出典本文:
◇ ◇ ◇
This is the Japanese translation of this site.

 

ケイシー・ラスキン
2021/11/8 16:53

 

編集部注: ケイシー・ラスキンが、哲学者ウィリアム・レーン・クレイグの新刊を複数回に分けてレビューしていきます。これまでのレビュー全体はこちらをご覧ください。

 

ウィリアム・レーン・クレイグは、大いに尊敬されているクリスチャンの哲学者であり、ファインチューニングや宇宙の起源を説明するための第一原因の必要性から宇宙のデザインを立証するために重要な貢献をしています。彼の主要な著書には学術書と大衆向けの両方があり、『The Kalam Cosmological Argument』、『Theism, Atheism, and Big Bang Cosmology』(クエンティン・スミスとの共著、オックスフォード大学出版局)、『Time and the Metaphysics of Relativity』(クルーワー・アカデミック)、『The Blackwell Companion to Natural Theology』(J・P・モアランドとの共編著、ワイリー・ブラックウェル) などがあります。クレイグ博士の業績は、多くの人々に深遠かつ積極的な影響を与えています。

 

クレイグ博士は近年、人類の起源という新たな知的領域を探求しています。彼の研究は新著『In Quest of the Historical Adam: A Biblical and Scientific Exploration』に結実しており、この本をこれから複数回に分けてレビューします。クレイグは、主流の科学と、人類の唯一の祖先として特別に創造された歴史上の夫婦であるアダムとエバについての伝統的な見解を調和させることができるという説得力のある主張をしています。私は、アダムとエバが実在の人物であり、ホモ・ハイデルベルゲンシスの一員であった可能性をもっともらしく論じている彼の慎重な研究を (この分類群への批判は別として) 称賛します。彼の具体的な主張は必ずしも真実ではありませんが、真実である可能性はあり、そうであればアダムとエバについて真に「伝統的」な見方をすることが科学的に問題がないことを示しています。これはアダムとエバが科学的に不可能であると論じてきた他の多くの福音主義者への効果的な答えになっています。
◇ ◇ ◇
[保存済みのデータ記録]
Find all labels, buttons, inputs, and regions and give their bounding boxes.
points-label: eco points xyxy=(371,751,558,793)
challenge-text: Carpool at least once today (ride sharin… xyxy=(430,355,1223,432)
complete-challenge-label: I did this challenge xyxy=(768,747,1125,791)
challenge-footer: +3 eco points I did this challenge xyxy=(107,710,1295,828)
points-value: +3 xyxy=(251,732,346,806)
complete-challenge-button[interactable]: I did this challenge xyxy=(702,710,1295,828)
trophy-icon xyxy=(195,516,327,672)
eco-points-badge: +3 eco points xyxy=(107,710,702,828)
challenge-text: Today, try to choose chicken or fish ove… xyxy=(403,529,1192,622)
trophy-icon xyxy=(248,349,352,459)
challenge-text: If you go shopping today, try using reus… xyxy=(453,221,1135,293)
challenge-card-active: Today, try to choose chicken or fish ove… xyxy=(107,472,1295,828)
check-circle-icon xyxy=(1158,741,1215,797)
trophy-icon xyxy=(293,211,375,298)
◇ ◇ ◇
課題: クレイグの新刊を紹介する本文のうち、「This is the」で始まり「全体はこちらをご覧ください。」で終わる部分を、一字一句変えずに書き写してもらえますか？ これらの記録は本文の内容とは関係がありません。

回答:
This is the Japanese translation of this site.

 

ケイシー・ラスキン
2021/11/8 16:53

 

編集部注: ケイシー・ラスキンが、哲学者ウィリアム・レーン・クレイグの新刊を複数回に分けてレビューしていきます。これまでのレビュー全体はこちらをご覧ください。